Every line of the material below should be repeated exactly.

== EXTRACTED RECORDS

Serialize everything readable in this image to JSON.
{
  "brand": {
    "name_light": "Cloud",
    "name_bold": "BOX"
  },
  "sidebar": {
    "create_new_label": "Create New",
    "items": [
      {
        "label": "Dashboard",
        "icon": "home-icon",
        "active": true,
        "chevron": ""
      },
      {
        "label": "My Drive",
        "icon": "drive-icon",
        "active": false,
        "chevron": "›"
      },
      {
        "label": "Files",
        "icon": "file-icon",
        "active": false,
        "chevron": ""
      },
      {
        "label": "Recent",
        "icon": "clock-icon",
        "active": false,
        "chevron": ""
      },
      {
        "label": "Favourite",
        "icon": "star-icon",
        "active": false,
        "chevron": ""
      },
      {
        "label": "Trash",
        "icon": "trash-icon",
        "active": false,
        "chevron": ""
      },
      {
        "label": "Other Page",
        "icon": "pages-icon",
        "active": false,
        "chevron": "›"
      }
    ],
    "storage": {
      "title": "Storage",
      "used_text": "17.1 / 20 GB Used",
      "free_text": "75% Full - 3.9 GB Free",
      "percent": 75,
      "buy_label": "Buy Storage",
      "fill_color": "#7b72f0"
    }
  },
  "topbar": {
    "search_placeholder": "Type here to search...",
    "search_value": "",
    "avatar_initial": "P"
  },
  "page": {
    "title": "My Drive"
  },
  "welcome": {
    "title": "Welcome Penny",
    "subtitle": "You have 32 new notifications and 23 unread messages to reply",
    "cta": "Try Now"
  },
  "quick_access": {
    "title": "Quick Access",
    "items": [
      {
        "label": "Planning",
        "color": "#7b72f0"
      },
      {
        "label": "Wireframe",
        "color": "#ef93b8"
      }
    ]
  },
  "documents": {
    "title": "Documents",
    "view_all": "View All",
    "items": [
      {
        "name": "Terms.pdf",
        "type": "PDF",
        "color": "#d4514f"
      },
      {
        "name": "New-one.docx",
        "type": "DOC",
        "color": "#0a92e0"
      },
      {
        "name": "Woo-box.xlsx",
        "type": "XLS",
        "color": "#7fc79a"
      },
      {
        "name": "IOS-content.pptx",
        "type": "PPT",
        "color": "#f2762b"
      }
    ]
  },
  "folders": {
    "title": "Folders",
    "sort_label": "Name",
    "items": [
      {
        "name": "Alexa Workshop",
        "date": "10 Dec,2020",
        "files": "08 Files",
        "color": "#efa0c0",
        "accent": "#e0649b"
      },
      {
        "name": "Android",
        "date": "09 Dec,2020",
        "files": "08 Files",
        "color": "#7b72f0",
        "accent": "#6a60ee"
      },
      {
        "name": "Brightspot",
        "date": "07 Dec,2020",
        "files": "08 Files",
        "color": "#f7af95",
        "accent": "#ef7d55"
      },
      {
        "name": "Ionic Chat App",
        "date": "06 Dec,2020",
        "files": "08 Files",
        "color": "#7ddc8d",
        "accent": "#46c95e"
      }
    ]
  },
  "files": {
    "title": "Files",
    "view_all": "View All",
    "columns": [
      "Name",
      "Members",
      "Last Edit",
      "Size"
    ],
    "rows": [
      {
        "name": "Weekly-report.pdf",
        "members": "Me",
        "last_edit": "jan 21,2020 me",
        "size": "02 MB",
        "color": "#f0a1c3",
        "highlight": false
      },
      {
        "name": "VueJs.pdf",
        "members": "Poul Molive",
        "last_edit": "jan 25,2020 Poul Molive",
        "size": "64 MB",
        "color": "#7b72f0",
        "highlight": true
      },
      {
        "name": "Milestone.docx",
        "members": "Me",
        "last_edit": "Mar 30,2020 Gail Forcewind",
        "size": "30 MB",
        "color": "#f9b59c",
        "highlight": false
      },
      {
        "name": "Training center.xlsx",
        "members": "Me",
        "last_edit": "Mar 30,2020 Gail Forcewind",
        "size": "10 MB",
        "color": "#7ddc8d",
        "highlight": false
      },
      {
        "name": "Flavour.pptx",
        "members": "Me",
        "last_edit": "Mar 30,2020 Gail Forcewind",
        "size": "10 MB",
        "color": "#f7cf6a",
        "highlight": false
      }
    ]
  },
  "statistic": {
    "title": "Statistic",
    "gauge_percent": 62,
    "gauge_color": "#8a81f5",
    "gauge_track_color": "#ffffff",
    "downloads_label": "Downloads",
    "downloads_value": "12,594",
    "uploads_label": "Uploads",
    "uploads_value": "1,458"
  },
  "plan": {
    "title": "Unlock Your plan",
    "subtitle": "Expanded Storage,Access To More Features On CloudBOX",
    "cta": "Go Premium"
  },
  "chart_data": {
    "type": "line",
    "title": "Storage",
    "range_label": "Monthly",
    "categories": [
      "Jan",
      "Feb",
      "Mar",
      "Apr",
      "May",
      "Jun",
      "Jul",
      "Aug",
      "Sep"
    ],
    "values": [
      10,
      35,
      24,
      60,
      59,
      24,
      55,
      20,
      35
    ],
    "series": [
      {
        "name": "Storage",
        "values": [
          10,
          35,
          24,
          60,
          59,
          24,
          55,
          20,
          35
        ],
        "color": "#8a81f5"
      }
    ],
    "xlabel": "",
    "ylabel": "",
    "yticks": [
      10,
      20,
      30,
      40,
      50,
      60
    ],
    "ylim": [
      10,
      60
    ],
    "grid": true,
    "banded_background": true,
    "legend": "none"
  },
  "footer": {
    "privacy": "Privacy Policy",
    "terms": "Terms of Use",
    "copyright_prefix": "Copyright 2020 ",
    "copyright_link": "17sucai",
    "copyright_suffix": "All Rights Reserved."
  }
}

====

* _SOLUTION TO THIS PROBLEM_
Serialize everything readable in this image to JSON.
{
  "brand": {
    "name_light": "Cloud",
    "name_bold": "BOX"
  },
  "sidebar": {
    "create_new_label": "Create New",
    "items": [
      {
        "label": "Dashboard",
        "icon": "home-icon",
        "active": true,
        "chevron": ""
      },
      {
        "label": "My Drive",
        "icon": "drive-icon",
        "active": false,
        "chevron": "›"
      },
      {
        "label": "Files",
        "icon": "file-icon",
        "active": false,
        "chevron": ""
      },
      {
        "label": "Recent",
        "icon": "clock-icon",
        "active": false,
        "chevron": ""
      },
      {
        "label": "Favourite",
        "icon": "star-icon",
        "active": false,
        "chevron": ""
      },
      {
        "label": "Trash",
        "icon": "trash-icon",
        "active": false,
        "chevron": ""
      },
      {
        "label": "Other Page",
        "icon": "pages-icon",
        "active": false,
        "chevron": "›"
      }
    ],
    "storage": {
      "title": "Storage",
      "used_text": "17.1 / 20 GB Used",
      "free_text": "75% Full - 3.9 GB Free",
      "percent": 75,
      "buy_label": "Buy Storage",
      "fill_color": "#7b72f0"
    }
  },
  "topbar": {
    "search_placeholder": "Type here to search...",
    "search_value": "",
    "avatar_initial": "P"
  },
  "page": {
    "title": "My Drive"
  },
  "welcome": {
    "title": "Welcome Penny",
    "subtitle": "You have 32 new notifications and 23 unread messages to reply",
    "cta": "Try Now"
  },
  "quick_access": {
    "title": "Quick Access",
    "items": [
      {
        "label": "Planning",
        "color": "#7b72f0"
      },
      {
        "label": "Wireframe",
        "color": "#ef93b8"
      }
    ]
  },
  "documents": {
    "title": "Documents",
    "view_all": "View All",
    "items": [
      {
        "name": "Terms.pdf",
        "type": "PDF",
        "color": "#d4514f"
      },
      {
        "name": "New-one.docx",
        "type": "DOC",
        "color": "#0a92e0"
      },
      {
        "name": "Woo-box.xlsx",
        "type": "XLS",
        "color": "#7fc79a"
      },
      {
        "name": "IOS-content.pptx",
        "type": "PPT",
        "color": "#f2762b"
      }
    ]
  },
  "folders": {
    "title": "Folders",
    "sort_label": "Name",
    "items": [
      {
        "name": "Alexa Workshop",
        "date": "10 Dec,2020",
        "files": "08 Files",
        "color": "#efa0c0",
        "accent": "#e0649b"
      },
      {
        "name": "Android",
        "date": "09 Dec,2020",
        "files": "08 Files",
        "color": "#7b72f0",
        "accent": "#6a60ee"
      },
      {
        "name": "Brightspot",
        "date": "07 Dec,2020",
        "files": "08 Files",
        "color": "#f7af95",
        "accent": "#ef7d55"
      },
      {
        "name": "Ionic Chat App",
        "date": "06 Dec,2020",
        "files": "08 Files",
        "color": "#7ddc8d",
        "accent": "#46c95e"
      }
    ]
  },
  "files": {
    "title": "Files",
    "view_all": "View All",
    "columns": [
      "Name",
      "Members",
      "Last Edit",
      "Size"
    ],
    "rows": [
      {
        "name": "Weekly-report.pdf",
        "members": "Me",
        "last_edit": "jan 21,2020 me",
        "size": "02 MB",
        "color": "#f0a1c3",
        "highlight": false
      },
      {
        "name": "VueJs.pdf",
        "members": "Poul Molive",
        "last_edit": "jan 25,2020 Poul Molive",
        "size": "64 MB",
        "color": "#7b72f0",
        "highlight": true
      },
      {
        "name": "Milestone.docx",
        "members": "Me",
        "last_edit": "Mar 30,2020 Gail Forcewind",
        "size": "30 MB",
        "color": "#f9b59c",
        "highlight": false
      },
      {
        "name": "Training center.xlsx",
        "members": "Me",
        "last_edit": "Mar 30,2020 Gail Forcewind",
        "size": "10 MB",
        "color": "#7ddc8d",
        "highlight": false
      },
      {
        "name": "Flavour.pptx",
        "members": "Me",
        "last_edit": "Mar 30,2020 Gail Forcewind",
        "size": "10 MB",
        "color": "#f7cf6a",
        "highlight": false
      }
    ]
  },
  "statistic": {
    "title": "Statistic",
    "gauge_percent": 62,
    "gauge_color": "#8a81f5",
    "gauge_track_color": "#ffffff",
    "downloads_label": "Downloads",
    "downloads_value": "12,594",
    "uploads_label": "Uploads",
    "uploads_value": "1,458"
  },
  "plan": {
    "title": "Unlock Your plan",
    "subtitle": "Expanded Storage,Access To More Features On CloudBOX",
    "cta": "Go Premium"
  },
  "chart_data": {
    "type": "line",
    "title": "Storage",
    "range_label": "Monthly",
    "categories": [
      "Jan",
      "Feb",
      "Mar",
      "Apr",
      "May",
      "Jun",
      "Jul",
      "Aug",
      "Sep"
    ],
    "values": [
      10,
      35,
      24,
      60,
      59,
      24,
      55,
      20,
      35
    ],
    "series": [
      {
        "name": "Storage",
        "values": [
          10,
          35,
          24,
          60,
          59,
          24,
          55,
          20,
          35
        ],
        "color": "#8a81f5"
      }
    ],
    "xlabel": "",
    "ylabel": "",
    "yticks": [
      10,
      20,
      30,
      40,
      50,
      60
    ],
    "ylim": [
      10,
      60
    ],
    "grid": true,
    "banded_background": true,
    "legend": "none"
  },
  "footer": {
    "privacy": "Privacy Policy",
    "terms": "Terms of Use",
    "copyright_prefix": "Copyright 2020 ",
    "copyright_link": "17sucai",
    "copyright_suffix": "All Rights Reserved."
  }
}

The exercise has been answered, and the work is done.